What is being asked: Reproduce the listing exactly, with no pictures in your copy.

....................

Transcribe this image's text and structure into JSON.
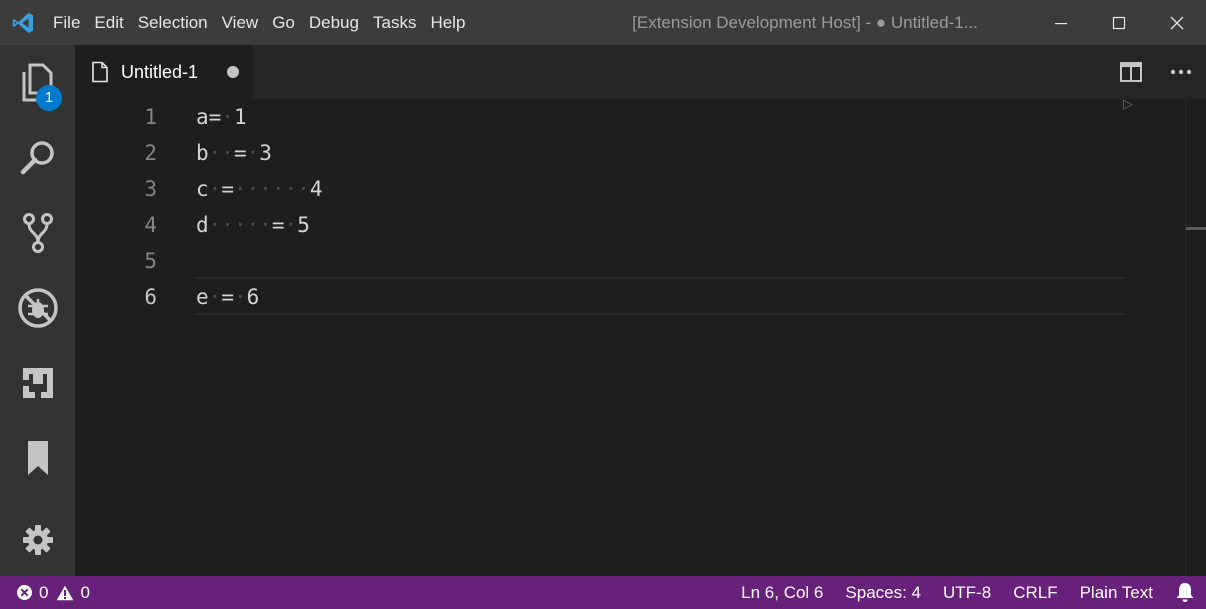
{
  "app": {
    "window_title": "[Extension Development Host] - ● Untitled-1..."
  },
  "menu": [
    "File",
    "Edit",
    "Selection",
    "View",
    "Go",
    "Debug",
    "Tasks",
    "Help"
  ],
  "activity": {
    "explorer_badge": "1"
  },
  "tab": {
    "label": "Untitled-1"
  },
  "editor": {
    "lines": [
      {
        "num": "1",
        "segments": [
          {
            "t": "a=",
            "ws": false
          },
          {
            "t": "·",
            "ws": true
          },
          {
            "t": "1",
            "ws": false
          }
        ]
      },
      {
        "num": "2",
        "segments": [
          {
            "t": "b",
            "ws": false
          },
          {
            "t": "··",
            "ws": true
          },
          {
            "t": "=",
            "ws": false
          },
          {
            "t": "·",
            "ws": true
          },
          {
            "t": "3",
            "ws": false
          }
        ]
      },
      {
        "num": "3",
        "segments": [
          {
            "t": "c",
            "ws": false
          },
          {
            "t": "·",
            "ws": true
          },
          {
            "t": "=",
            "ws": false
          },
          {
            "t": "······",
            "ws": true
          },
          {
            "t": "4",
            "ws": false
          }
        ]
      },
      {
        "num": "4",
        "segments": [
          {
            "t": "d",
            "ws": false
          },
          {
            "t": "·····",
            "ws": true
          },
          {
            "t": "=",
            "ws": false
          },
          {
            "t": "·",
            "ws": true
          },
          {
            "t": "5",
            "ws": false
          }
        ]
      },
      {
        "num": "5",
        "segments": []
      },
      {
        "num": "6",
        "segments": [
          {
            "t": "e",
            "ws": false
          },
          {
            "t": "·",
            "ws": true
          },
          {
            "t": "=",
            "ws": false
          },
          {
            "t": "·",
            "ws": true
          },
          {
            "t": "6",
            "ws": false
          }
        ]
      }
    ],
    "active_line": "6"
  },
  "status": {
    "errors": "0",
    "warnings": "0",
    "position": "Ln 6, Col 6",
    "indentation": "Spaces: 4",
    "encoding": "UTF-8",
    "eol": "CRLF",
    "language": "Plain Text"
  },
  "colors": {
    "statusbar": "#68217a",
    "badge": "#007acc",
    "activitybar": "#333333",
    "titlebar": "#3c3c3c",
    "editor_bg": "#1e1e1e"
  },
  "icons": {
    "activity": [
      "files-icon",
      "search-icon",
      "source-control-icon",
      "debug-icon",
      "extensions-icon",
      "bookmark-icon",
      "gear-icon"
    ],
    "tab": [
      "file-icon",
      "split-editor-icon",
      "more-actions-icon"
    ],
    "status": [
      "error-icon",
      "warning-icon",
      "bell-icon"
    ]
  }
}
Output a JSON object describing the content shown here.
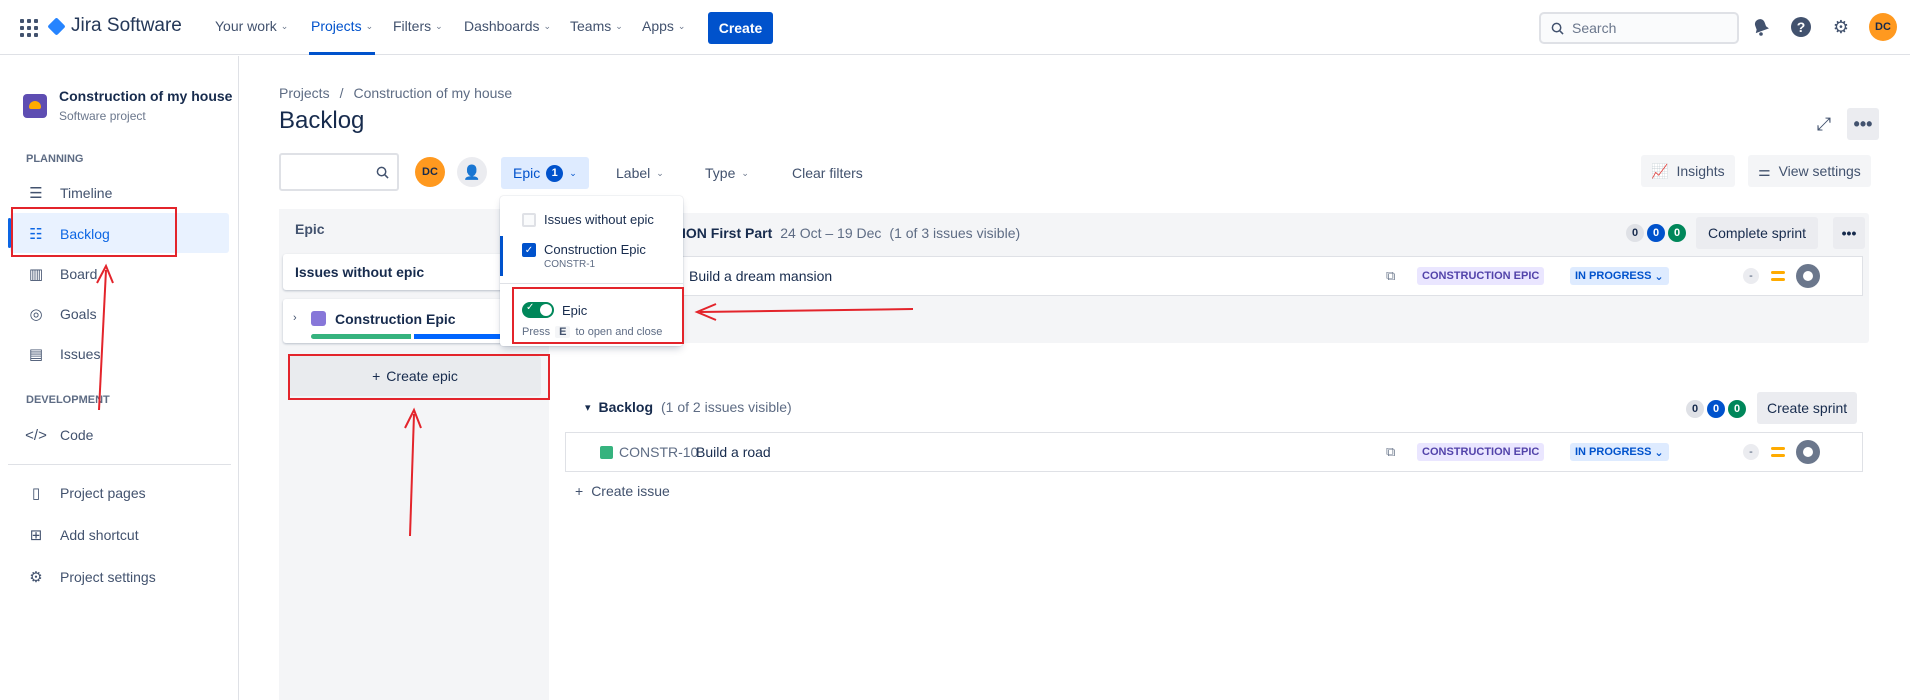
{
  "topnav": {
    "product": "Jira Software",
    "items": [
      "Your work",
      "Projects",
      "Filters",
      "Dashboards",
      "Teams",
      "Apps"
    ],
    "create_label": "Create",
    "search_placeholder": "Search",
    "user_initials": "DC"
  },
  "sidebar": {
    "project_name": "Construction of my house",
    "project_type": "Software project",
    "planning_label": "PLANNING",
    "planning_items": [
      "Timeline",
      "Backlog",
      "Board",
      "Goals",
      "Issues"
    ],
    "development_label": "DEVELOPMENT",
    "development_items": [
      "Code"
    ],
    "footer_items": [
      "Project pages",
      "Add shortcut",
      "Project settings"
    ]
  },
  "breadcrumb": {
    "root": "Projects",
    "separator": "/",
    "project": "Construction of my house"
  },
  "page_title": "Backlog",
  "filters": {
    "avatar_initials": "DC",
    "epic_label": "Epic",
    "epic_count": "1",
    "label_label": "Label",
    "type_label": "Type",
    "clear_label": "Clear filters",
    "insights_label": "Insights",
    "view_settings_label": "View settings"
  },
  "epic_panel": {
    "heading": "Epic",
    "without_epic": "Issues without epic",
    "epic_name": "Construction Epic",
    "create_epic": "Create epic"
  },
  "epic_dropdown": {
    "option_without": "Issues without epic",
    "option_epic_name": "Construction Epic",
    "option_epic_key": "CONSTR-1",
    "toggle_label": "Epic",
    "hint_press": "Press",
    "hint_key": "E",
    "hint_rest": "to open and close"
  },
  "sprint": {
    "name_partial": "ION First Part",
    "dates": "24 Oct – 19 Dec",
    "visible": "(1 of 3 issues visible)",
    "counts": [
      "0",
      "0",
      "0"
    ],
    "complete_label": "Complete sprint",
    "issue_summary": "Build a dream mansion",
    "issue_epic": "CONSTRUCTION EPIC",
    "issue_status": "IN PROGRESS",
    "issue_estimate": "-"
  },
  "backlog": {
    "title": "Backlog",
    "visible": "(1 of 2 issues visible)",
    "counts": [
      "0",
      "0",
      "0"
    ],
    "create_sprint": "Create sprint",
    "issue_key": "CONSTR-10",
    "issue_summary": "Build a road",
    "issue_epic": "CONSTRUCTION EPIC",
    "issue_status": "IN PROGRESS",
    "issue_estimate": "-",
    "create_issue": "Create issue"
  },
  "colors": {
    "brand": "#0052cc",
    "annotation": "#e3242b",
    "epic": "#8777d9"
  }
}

....................

Expected output:
Transcribe this image's text and structure into JSON.
{
  "app": {
    "window_title": "[Extension Development Host] - ● Untitled-1..."
  },
  "menu": [
    "File",
    "Edit",
    "Selection",
    "View",
    "Go",
    "Debug",
    "Tasks",
    "Help"
  ],
  "activity": {
    "explorer_badge": "1"
  },
  "tab": {
    "label": "Untitled-1"
  },
  "editor": {
    "lines": [
      {
        "num": "1",
        "segments": [
          {
            "t": "a=",
            "ws": false
          },
          {
            "t": "·",
            "ws": true
          },
          {
            "t": "1",
            "ws": false
          }
        ]
      },
      {
        "num": "2",
        "segments": [
          {
            "t": "b",
            "ws": false
          },
          {
            "t": "··",
            "ws": true
          },
          {
            "t": "=",
            "ws": false
          },
          {
            "t": "·",
            "ws": true
          },
          {
            "t": "3",
            "ws": false
          }
        ]
      },
      {
        "num": "3",
        "segments": [
          {
            "t": "c",
            "ws": false
          },
          {
            "t": "·",
            "ws": true
          },
          {
            "t": "=",
            "ws": false
          },
          {
            "t": "······",
            "ws": true
          },
          {
            "t": "4",
            "ws": false
          }
        ]
      },
      {
        "num": "4",
        "segments": [
          {
            "t": "d",
            "ws": false
          },
          {
            "t": "·····",
            "ws": true
          },
          {
            "t": "=",
            "ws": false
          },
          {
            "t": "·",
            "ws": true
          },
          {
            "t": "5",
            "ws": false
          }
        ]
      },
      {
        "num": "5",
        "segments": []
      },
      {
        "num": "6",
        "segments": [
          {
            "t": "e",
            "ws": false
          },
          {
            "t": "·",
            "ws": true
          },
          {
            "t": "=",
            "ws": false
          },
          {
            "t": "·",
            "ws": true
          },
          {
            "t": "6",
            "ws": false
          }
        ]
      }
    ],
    "active_line": "6"
  },
  "status": {
    "errors": "0",
    "warnings": "0",
    "position": "Ln 6, Col 6",
    "indentation": "Spaces: 4",
    "encoding": "UTF-8",
    "eol": "CRLF",
    "language": "Plain Text"
  },
  "colors": {
    "statusbar": "#68217a",
    "badge": "#007acc",
    "activitybar": "#333333",
    "titlebar": "#3c3c3c",
    "editor_bg": "#1e1e1e"
  },
  "icons": {
    "activity": [
      "files-icon",
      "search-icon",
      "source-control-icon",
      "debug-icon",
      "extensions-icon",
      "bookmark-icon",
      "gear-icon"
    ],
    "tab": [
      "file-icon",
      "split-editor-icon",
      "more-actions-icon"
    ],
    "status": [
      "error-icon",
      "warning-icon",
      "bell-icon"
    ]
  }
}
Output a JSON object describing the content shown here.
{
  "topnav": {
    "product": "Jira Software",
    "items": [
      "Your work",
      "Projects",
      "Filters",
      "Dashboards",
      "Teams",
      "Apps"
    ],
    "create_label": "Create",
    "search_placeholder": "Search",
    "user_initials": "DC"
  },
  "sidebar": {
    "project_name": "Construction of my house",
    "project_type": "Software project",
    "planning_label": "PLANNING",
    "planning_items": [
      "Timeline",
      "Backlog",
      "Board",
      "Goals",
      "Issues"
    ],
    "development_label": "DEVELOPMENT",
    "development_items": [
      "Code"
    ],
    "footer_items": [
      "Project pages",
      "Add shortcut",
      "Project settings"
    ]
  },
  "breadcrumb": {
    "root": "Projects",
    "separator": "/",
    "project": "Construction of my house"
  },
  "page_title": "Backlog",
  "filters": {
    "avatar_initials": "DC",
    "epic_label": "Epic",
    "epic_count": "1",
    "label_label": "Label",
    "type_label": "Type",
    "clear_label": "Clear filters",
    "insights_label": "Insights",
    "view_settings_label": "View settings"
  },
  "epic_panel": {
    "heading": "Epic",
    "without_epic": "Issues without epic",
    "epic_name": "Construction Epic",
    "create_epic": "Create epic"
  },
  "epic_dropdown": {
    "option_without": "Issues without epic",
    "option_epic_name": "Construction Epic",
    "option_epic_key": "CONSTR-1",
    "toggle_label": "Epic",
    "hint_press": "Press",
    "hint_key": "E",
    "hint_rest": "to open and close"
  },
  "sprint": {
    "name_partial": "ION First Part",
    "dates": "24 Oct – 19 Dec",
    "visible": "(1 of 3 issues visible)",
    "counts": [
      "0",
      "0",
      "0"
    ],
    "complete_label": "Complete sprint",
    "issue_summary": "Build a dream mansion",
    "issue_epic": "CONSTRUCTION EPIC",
    "issue_status": "IN PROGRESS",
    "issue_estimate": "-"
  },
  "backlog": {
    "title": "Backlog",
    "visible": "(1 of 2 issues visible)",
    "counts": [
      "0",
      "0",
      "0"
    ],
    "create_sprint": "Create sprint",
    "issue_key": "CONSTR-10",
    "issue_summary": "Build a road",
    "issue_epic": "CONSTRUCTION EPIC",
    "issue_status": "IN PROGRESS",
    "issue_estimate": "-",
    "create_issue": "Create issue"
  },
  "colors": {
    "brand": "#0052cc",
    "annotation": "#e3242b",
    "epic": "#8777d9"
  }
}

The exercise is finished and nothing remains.